BEGIN Input records

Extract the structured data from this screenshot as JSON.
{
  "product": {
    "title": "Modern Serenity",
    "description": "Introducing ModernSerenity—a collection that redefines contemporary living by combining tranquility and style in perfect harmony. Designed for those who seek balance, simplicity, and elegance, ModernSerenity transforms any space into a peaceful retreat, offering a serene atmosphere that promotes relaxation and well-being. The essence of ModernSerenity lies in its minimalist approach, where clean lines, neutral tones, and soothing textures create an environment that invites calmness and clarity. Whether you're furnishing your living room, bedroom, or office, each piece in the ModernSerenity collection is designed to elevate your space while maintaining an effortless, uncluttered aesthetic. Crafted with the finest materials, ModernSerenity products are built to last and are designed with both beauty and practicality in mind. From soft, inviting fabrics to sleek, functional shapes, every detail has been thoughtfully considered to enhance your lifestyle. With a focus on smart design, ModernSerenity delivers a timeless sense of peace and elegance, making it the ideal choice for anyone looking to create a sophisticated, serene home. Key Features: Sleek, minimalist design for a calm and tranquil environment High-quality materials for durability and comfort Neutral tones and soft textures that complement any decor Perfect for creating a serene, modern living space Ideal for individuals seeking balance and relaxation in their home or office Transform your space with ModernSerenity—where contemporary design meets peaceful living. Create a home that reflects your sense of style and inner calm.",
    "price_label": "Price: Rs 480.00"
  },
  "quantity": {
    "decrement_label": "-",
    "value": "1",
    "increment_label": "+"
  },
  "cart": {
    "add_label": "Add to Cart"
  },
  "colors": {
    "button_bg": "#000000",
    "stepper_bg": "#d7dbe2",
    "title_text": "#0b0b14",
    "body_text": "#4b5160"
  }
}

END Input records

Output every line above without altering anything.

Extract the structured data from this screenshot as JSON.
{
  "product": {
    "title": "Modern Serenity",
    "description": "Introducing ModernSerenity—a collection that redefines contemporary living by combining tranquility and style in perfect harmony. Designed for those who seek balance, simplicity, and elegance, ModernSerenity transforms any space into a peaceful retreat, offering a serene atmosphere that promotes relaxation and well-being. The essence of ModernSerenity lies in its minimalist approach, where clean lines, neutral tones, and soothing textures create an environment that invites calmness and clarity. Whether you're furnishing your living room, bedroom, or office, each piece in the ModernSerenity collection is designed to elevate your space while maintaining an effortless, uncluttered aesthetic. Crafted with the finest materials, ModernSerenity products are built to last and are designed with both beauty and practicality in mind. From soft, inviting fabrics to sleek, functional shapes, every detail has been thoughtfully considered to enhance your lifestyle. With a focus on smart design, ModernSerenity delivers a timeless sense of peace and elegance, making it the ideal choice for anyone looking to create a sophisticated, serene home. Key Features: Sleek, minimalist design for a calm and tranquil environment High-quality materials for durability and comfort Neutral tones and soft textures that complement any decor Perfect for creating a serene, modern living space Ideal for individuals seeking balance and relaxation in their home or office Transform your space with ModernSerenity—where contemporary design meets peaceful living. Create a home that reflects your sense of style and inner calm.",
    "price_label": "Price: Rs 480.00"
  },
  "quantity": {
    "decrement_label": "-",
    "value": "1",
    "increment_label": "+"
  },
  "cart": {
    "add_label": "Add to Cart"
  },
  "colors": {
    "button_bg": "#000000",
    "stepper_bg": "#d7dbe2",
    "title_text": "#0b0b14",
    "body_text": "#4b5160"
  }
}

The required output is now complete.